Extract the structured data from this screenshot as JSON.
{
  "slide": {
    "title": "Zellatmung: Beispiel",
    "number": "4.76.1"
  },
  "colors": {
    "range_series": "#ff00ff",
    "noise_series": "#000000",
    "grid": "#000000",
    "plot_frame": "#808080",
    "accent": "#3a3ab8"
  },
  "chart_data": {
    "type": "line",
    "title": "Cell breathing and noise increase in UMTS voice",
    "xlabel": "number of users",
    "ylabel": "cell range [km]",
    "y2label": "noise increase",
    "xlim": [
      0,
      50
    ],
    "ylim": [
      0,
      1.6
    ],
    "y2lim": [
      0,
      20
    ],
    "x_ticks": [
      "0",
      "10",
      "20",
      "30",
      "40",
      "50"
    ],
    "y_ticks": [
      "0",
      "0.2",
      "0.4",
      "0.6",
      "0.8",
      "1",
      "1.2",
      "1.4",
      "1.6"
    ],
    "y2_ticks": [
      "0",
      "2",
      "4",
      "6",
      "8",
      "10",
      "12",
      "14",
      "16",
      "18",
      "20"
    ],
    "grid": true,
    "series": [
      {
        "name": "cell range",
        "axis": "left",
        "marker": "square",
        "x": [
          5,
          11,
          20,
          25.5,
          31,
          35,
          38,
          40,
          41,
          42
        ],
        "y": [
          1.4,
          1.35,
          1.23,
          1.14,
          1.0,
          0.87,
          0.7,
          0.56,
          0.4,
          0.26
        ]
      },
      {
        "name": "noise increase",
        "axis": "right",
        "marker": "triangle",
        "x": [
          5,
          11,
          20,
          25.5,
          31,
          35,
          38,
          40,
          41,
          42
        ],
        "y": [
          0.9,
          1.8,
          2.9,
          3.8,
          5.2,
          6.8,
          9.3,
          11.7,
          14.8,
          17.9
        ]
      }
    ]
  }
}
- - - -
• _What is needed_: Select and copy each line from the data that includes the word "increase".

• _The reply_:
    "title": "Cell breathing and noise increase in UMTS voice",
    "y2label": "noise increase",
        "name": "noise increase",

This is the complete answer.